▶ _GIVEN TASK_:
Reproduce the listing below exactly. Pictures do not belong in the copy.

▶ _DATA SECTION_:

------------------------

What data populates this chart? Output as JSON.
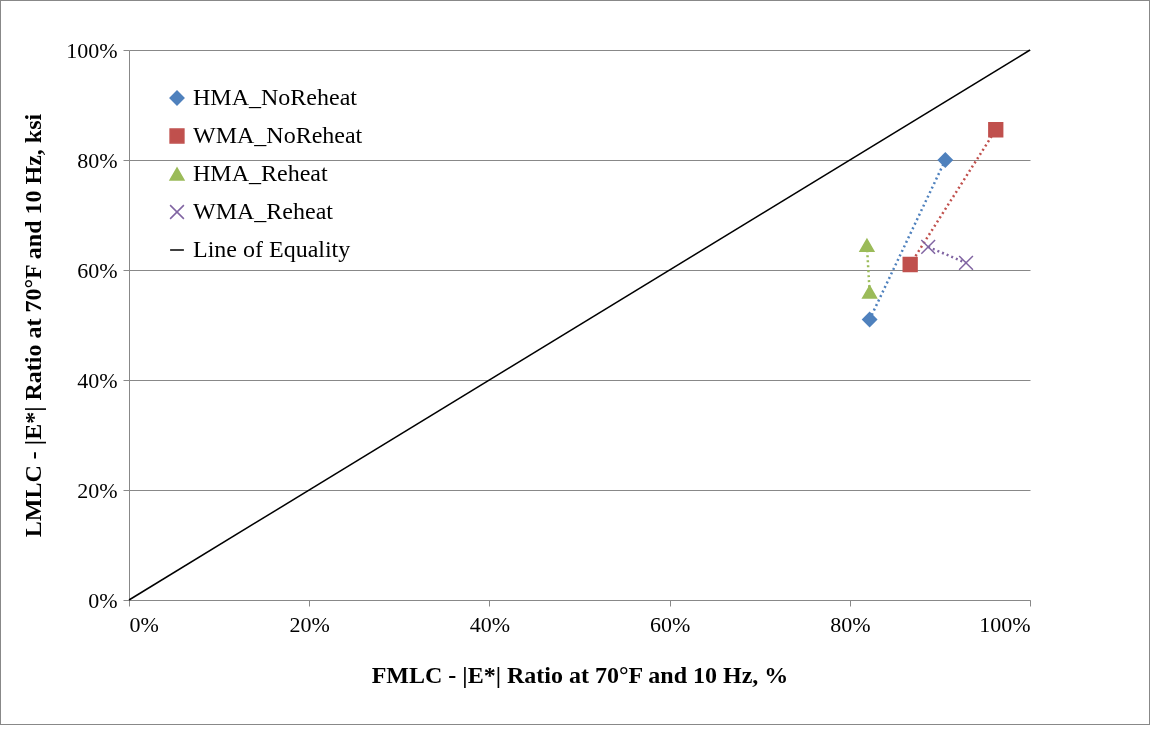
{
  "chart_data": {
    "type": "line",
    "xlabel": "FMLC - |E*| Ratio at 70°F and 10 Hz, %",
    "ylabel": "LMLC - |E*| Ratio at 70°F and 10 Hz, ksi",
    "xlim": [
      0,
      100
    ],
    "ylim": [
      0,
      100
    ],
    "xticks": [
      {
        "value": 0,
        "label": "0%"
      },
      {
        "value": 20,
        "label": "20%"
      },
      {
        "value": 40,
        "label": "40%"
      },
      {
        "value": 60,
        "label": "60%"
      },
      {
        "value": 80,
        "label": "80%"
      },
      {
        "value": 100,
        "label": "100%"
      }
    ],
    "yticks": [
      {
        "value": 0,
        "label": "0%"
      },
      {
        "value": 20,
        "label": "20%"
      },
      {
        "value": 40,
        "label": "40%"
      },
      {
        "value": 60,
        "label": "60%"
      },
      {
        "value": 80,
        "label": "80%"
      },
      {
        "value": 100,
        "label": "100%"
      }
    ],
    "grid": "y",
    "legend": "top left",
    "series": [
      {
        "name": "HMA_NoReheat",
        "color": "#4f81bd",
        "marker": "diamond",
        "line_style": "dotted",
        "x": [
          82.2,
          90.6
        ],
        "values": [
          51,
          80
        ]
      },
      {
        "name": "WMA_NoReheat",
        "color": "#c0504d",
        "marker": "square",
        "line_style": "dotted",
        "x": [
          86.7,
          96.2
        ],
        "values": [
          61,
          85.5
        ]
      },
      {
        "name": "HMA_Reheat",
        "color": "#9bbb59",
        "marker": "triangle",
        "line_style": "dotted",
        "x": [
          81.9,
          82.2
        ],
        "values": [
          64.5,
          56
        ]
      },
      {
        "name": "WMA_Reheat",
        "color": "#8064a2",
        "marker": "cross",
        "line_style": "dotted",
        "x": [
          88.7,
          92.9
        ],
        "values": [
          64.2,
          61.3
        ]
      },
      {
        "name": "Line of Equality",
        "color": "#000000",
        "marker": "none",
        "line_style": "solid",
        "x": [
          0,
          100
        ],
        "values": [
          0,
          100
        ]
      }
    ]
  }
}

------------------------

▶ _ANSWER IN FULL_:
What data populates this chart? Output as JSON.
{
  "chart_data": {
    "type": "line",
    "xlabel": "FMLC - |E*| Ratio at 70°F and 10 Hz, %",
    "ylabel": "LMLC - |E*| Ratio at 70°F and 10 Hz, ksi",
    "xlim": [
      0,
      100
    ],
    "ylim": [
      0,
      100
    ],
    "xticks": [
      {
        "value": 0,
        "label": "0%"
      },
      {
        "value": 20,
        "label": "20%"
      },
      {
        "value": 40,
        "label": "40%"
      },
      {
        "value": 60,
        "label": "60%"
      },
      {
        "value": 80,
        "label": "80%"
      },
      {
        "value": 100,
        "label": "100%"
      }
    ],
    "yticks": [
      {
        "value": 0,
        "label": "0%"
      },
      {
        "value": 20,
        "label": "20%"
      },
      {
        "value": 40,
        "label": "40%"
      },
      {
        "value": 60,
        "label": "60%"
      },
      {
        "value": 80,
        "label": "80%"
      },
      {
        "value": 100,
        "label": "100%"
      }
    ],
    "grid": "y",
    "legend": "top left",
    "series": [
      {
        "name": "HMA_NoReheat",
        "color": "#4f81bd",
        "marker": "diamond",
        "line_style": "dotted",
        "x": [
          82.2,
          90.6
        ],
        "values": [
          51,
          80
        ]
      },
      {
        "name": "WMA_NoReheat",
        "color": "#c0504d",
        "marker": "square",
        "line_style": "dotted",
        "x": [
          86.7,
          96.2
        ],
        "values": [
          61,
          85.5
        ]
      },
      {
        "name": "HMA_Reheat",
        "color": "#9bbb59",
        "marker": "triangle",
        "line_style": "dotted",
        "x": [
          81.9,
          82.2
        ],
        "values": [
          64.5,
          56
        ]
      },
      {
        "name": "WMA_Reheat",
        "color": "#8064a2",
        "marker": "cross",
        "line_style": "dotted",
        "x": [
          88.7,
          92.9
        ],
        "values": [
          64.2,
          61.3
        ]
      },
      {
        "name": "Line of Equality",
        "color": "#000000",
        "marker": "none",
        "line_style": "solid",
        "x": [
          0,
          100
        ],
        "values": [
          0,
          100
        ]
      }
    ]
  }
}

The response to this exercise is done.